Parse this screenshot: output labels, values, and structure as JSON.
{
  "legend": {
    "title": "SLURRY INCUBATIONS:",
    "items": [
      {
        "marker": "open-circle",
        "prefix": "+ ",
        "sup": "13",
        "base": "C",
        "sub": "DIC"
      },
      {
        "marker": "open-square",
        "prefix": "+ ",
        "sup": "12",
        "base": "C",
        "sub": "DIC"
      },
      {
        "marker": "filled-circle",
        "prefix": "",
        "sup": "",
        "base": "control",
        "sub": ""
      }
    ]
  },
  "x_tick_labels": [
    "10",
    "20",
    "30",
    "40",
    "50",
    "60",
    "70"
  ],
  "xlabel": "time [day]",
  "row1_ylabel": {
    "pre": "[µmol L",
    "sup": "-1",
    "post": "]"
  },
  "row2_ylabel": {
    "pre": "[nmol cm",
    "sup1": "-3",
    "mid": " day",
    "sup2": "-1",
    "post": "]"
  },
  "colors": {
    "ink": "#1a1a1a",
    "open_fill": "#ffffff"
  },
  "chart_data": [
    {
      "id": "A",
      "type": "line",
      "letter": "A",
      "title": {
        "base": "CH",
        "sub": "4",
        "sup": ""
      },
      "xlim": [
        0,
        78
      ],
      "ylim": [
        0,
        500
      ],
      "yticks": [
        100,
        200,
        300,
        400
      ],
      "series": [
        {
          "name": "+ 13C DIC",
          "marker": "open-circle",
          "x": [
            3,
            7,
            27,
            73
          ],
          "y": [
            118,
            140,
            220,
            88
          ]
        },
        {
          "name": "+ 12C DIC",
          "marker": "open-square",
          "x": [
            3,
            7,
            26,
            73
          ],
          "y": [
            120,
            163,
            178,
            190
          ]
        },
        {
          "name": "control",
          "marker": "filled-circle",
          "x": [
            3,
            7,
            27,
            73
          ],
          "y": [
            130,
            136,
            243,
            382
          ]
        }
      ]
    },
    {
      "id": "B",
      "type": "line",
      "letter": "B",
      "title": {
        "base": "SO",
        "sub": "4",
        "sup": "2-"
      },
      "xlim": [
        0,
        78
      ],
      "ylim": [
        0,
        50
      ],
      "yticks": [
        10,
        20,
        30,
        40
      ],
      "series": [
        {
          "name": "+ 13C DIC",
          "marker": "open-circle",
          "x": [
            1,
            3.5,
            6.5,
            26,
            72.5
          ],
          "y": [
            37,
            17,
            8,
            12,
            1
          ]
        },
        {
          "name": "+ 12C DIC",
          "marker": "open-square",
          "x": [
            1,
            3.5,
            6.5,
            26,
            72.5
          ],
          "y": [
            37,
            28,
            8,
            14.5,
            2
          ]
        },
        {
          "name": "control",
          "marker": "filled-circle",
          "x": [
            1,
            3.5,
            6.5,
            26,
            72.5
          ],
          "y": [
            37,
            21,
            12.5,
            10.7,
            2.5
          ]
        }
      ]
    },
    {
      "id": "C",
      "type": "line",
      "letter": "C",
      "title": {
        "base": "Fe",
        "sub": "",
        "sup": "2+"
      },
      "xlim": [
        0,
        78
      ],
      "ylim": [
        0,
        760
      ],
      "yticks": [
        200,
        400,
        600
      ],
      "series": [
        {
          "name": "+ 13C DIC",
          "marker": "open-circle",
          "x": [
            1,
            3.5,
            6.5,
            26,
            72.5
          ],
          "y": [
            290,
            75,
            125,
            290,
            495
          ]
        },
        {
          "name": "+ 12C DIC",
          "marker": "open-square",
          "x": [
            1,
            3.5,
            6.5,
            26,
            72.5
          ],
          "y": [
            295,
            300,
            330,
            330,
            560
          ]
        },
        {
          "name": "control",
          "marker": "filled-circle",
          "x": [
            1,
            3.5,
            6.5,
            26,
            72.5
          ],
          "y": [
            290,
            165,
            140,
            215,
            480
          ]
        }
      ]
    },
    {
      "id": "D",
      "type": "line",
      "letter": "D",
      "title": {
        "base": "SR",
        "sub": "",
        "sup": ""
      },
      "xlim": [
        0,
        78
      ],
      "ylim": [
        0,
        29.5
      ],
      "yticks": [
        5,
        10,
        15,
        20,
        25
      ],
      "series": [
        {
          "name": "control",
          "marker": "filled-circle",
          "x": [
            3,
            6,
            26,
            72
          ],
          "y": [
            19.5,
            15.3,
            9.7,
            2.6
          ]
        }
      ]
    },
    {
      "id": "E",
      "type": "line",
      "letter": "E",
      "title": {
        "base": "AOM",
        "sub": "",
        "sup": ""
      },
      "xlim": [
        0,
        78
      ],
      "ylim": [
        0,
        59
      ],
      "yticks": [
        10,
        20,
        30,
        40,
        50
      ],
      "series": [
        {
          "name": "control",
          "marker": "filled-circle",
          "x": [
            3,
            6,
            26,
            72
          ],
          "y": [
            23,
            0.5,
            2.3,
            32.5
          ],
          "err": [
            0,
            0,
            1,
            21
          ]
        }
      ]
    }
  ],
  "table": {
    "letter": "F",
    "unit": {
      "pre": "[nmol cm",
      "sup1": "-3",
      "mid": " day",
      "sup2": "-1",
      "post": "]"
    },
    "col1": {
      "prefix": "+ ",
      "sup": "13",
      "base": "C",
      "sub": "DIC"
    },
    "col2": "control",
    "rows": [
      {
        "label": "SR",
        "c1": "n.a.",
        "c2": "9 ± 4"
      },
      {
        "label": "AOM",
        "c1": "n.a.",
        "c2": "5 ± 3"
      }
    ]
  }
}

**EXERCISE PROMPT**
Write out the whole listing exactly.

**THE REPLY**
Parse this screenshot: output labels, values, and structure as JSON.
{
  "legend": {
    "title": "SLURRY INCUBATIONS:",
    "items": [
      {
        "marker": "open-circle",
        "prefix": "+ ",
        "sup": "13",
        "base": "C",
        "sub": "DIC"
      },
      {
        "marker": "open-square",
        "prefix": "+ ",
        "sup": "12",
        "base": "C",
        "sub": "DIC"
      },
      {
        "marker": "filled-circle",
        "prefix": "",
        "sup": "",
        "base": "control",
        "sub": ""
      }
    ]
  },
  "x_tick_labels": [
    "10",
    "20",
    "30",
    "40",
    "50",
    "60",
    "70"
  ],
  "xlabel": "time [day]",
  "row1_ylabel": {
    "pre": "[µmol L",
    "sup": "-1",
    "post": "]"
  },
  "row2_ylabel": {
    "pre": "[nmol cm",
    "sup1": "-3",
    "mid": " day",
    "sup2": "-1",
    "post": "]"
  },
  "colors": {
    "ink": "#1a1a1a",
    "open_fill": "#ffffff"
  },
  "chart_data": [
    {
      "id": "A",
      "type": "line",
      "letter": "A",
      "title": {
        "base": "CH",
        "sub": "4",
        "sup": ""
      },
      "xlim": [
        0,
        78
      ],
      "ylim": [
        0,
        500
      ],
      "yticks": [
        100,
        200,
        300,
        400
      ],
      "series": [
        {
          "name": "+ 13C DIC",
          "marker": "open-circle",
          "x": [
            3,
            7,
            27,
            73
          ],
          "y": [
            118,
            140,
            220,
            88
          ]
        },
        {
          "name": "+ 12C DIC",
          "marker": "open-square",
          "x": [
            3,
            7,
            26,
            73
          ],
          "y": [
            120,
            163,
            178,
            190
          ]
        },
        {
          "name": "control",
          "marker": "filled-circle",
          "x": [
            3,
            7,
            27,
            73
          ],
          "y": [
            130,
            136,
            243,
            382
          ]
        }
      ]
    },
    {
      "id": "B",
      "type": "line",
      "letter": "B",
      "title": {
        "base": "SO",
        "sub": "4",
        "sup": "2-"
      },
      "xlim": [
        0,
        78
      ],
      "ylim": [
        0,
        50
      ],
      "yticks": [
        10,
        20,
        30,
        40
      ],
      "series": [
        {
          "name": "+ 13C DIC",
          "marker": "open-circle",
          "x": [
            1,
            3.5,
            6.5,
            26,
            72.5
          ],
          "y": [
            37,
            17,
            8,
            12,
            1
          ]
        },
        {
          "name": "+ 12C DIC",
          "marker": "open-square",
          "x": [
            1,
            3.5,
            6.5,
            26,
            72.5
          ],
          "y": [
            37,
            28,
            8,
            14.5,
            2
          ]
        },
        {
          "name": "control",
          "marker": "filled-circle",
          "x": [
            1,
            3.5,
            6.5,
            26,
            72.5
          ],
          "y": [
            37,
            21,
            12.5,
            10.7,
            2.5
          ]
        }
      ]
    },
    {
      "id": "C",
      "type": "line",
      "letter": "C",
      "title": {
        "base": "Fe",
        "sub": "",
        "sup": "2+"
      },
      "xlim": [
        0,
        78
      ],
      "ylim": [
        0,
        760
      ],
      "yticks": [
        200,
        400,
        600
      ],
      "series": [
        {
          "name": "+ 13C DIC",
          "marker": "open-circle",
          "x": [
            1,
            3.5,
            6.5,
            26,
            72.5
          ],
          "y": [
            290,
            75,
            125,
            290,
            495
          ]
        },
        {
          "name": "+ 12C DIC",
          "marker": "open-square",
          "x": [
            1,
            3.5,
            6.5,
            26,
            72.5
          ],
          "y": [
            295,
            300,
            330,
            330,
            560
          ]
        },
        {
          "name": "control",
          "marker": "filled-circle",
          "x": [
            1,
            3.5,
            6.5,
            26,
            72.5
          ],
          "y": [
            290,
            165,
            140,
            215,
            480
          ]
        }
      ]
    },
    {
      "id": "D",
      "type": "line",
      "letter": "D",
      "title": {
        "base": "SR",
        "sub": "",
        "sup": ""
      },
      "xlim": [
        0,
        78
      ],
      "ylim": [
        0,
        29.5
      ],
      "yticks": [
        5,
        10,
        15,
        20,
        25
      ],
      "series": [
        {
          "name": "control",
          "marker": "filled-circle",
          "x": [
            3,
            6,
            26,
            72
          ],
          "y": [
            19.5,
            15.3,
            9.7,
            2.6
          ]
        }
      ]
    },
    {
      "id": "E",
      "type": "line",
      "letter": "E",
      "title": {
        "base": "AOM",
        "sub": "",
        "sup": ""
      },
      "xlim": [
        0,
        78
      ],
      "ylim": [
        0,
        59
      ],
      "yticks": [
        10,
        20,
        30,
        40,
        50
      ],
      "series": [
        {
          "name": "control",
          "marker": "filled-circle",
          "x": [
            3,
            6,
            26,
            72
          ],
          "y": [
            23,
            0.5,
            2.3,
            32.5
          ],
          "err": [
            0,
            0,
            1,
            21
          ]
        }
      ]
    }
  ],
  "table": {
    "letter": "F",
    "unit": {
      "pre": "[nmol cm",
      "sup1": "-3",
      "mid": " day",
      "sup2": "-1",
      "post": "]"
    },
    "col1": {
      "prefix": "+ ",
      "sup": "13",
      "base": "C",
      "sub": "DIC"
    },
    "col2": "control",
    "rows": [
      {
        "label": "SR",
        "c1": "n.a.",
        "c2": "9 ± 4"
      },
      {
        "label": "AOM",
        "c1": "n.a.",
        "c2": "5 ± 3"
      }
    ]
  }
}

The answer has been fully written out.